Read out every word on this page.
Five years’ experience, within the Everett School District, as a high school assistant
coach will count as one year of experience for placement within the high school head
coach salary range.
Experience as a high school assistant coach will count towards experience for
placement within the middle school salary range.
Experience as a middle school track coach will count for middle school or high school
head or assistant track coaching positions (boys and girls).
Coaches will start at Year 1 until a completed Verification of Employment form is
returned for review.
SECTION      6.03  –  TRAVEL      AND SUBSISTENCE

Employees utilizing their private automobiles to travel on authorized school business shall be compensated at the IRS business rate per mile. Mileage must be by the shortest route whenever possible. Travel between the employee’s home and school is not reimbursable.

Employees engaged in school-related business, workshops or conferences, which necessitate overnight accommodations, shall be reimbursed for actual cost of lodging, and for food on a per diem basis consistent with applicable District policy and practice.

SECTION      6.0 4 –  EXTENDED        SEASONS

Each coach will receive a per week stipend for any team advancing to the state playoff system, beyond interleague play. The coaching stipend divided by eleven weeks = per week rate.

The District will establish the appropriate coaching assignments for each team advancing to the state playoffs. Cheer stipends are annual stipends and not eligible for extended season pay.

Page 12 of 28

◇ ◇ ◇ ◇ ◇

BRIEF:
Repeat back the data above, exact to the last character.

THE ANSWER:
Read out every word on this page.
Five years’ experience, within the Everett School District, as a high school assistant
coach will count as one year of experience for placement within the high school head
coach salary range.
Experience as a high school assistant coach will count towards experience for
placement within the middle school salary range.
Experience as a middle school track coach will count for middle school or high school
head or assistant track coaching positions (boys and girls).
Coaches will start at Year 1 until a completed Verification of Employment form is
returned for review.
SECTION      6.03  –  TRAVEL      AND SUBSISTENCE

Employees utilizing their private automobiles to travel on authorized school business shall be compensated at the IRS business rate per mile. Mileage must be by the shortest route whenever possible. Travel between the employee’s home and school is not reimbursable.

Employees engaged in school-related business, workshops or conferences, which necessitate overnight accommodations, shall be reimbursed for actual cost of lodging, and for food on a per diem basis consistent with applicable District policy and practice.

SECTION      6.0 4 –  EXTENDED        SEASONS

Each coach will receive a per week stipend for any team advancing to the state playoff system, beyond interleague play. The coaching stipend divided by eleven weeks = per week rate.

The District will establish the appropriate coaching assignments for each team advancing to the state playoffs. Cheer stipends are annual stipends and not eligible for extended season pay.

Page 12 of 28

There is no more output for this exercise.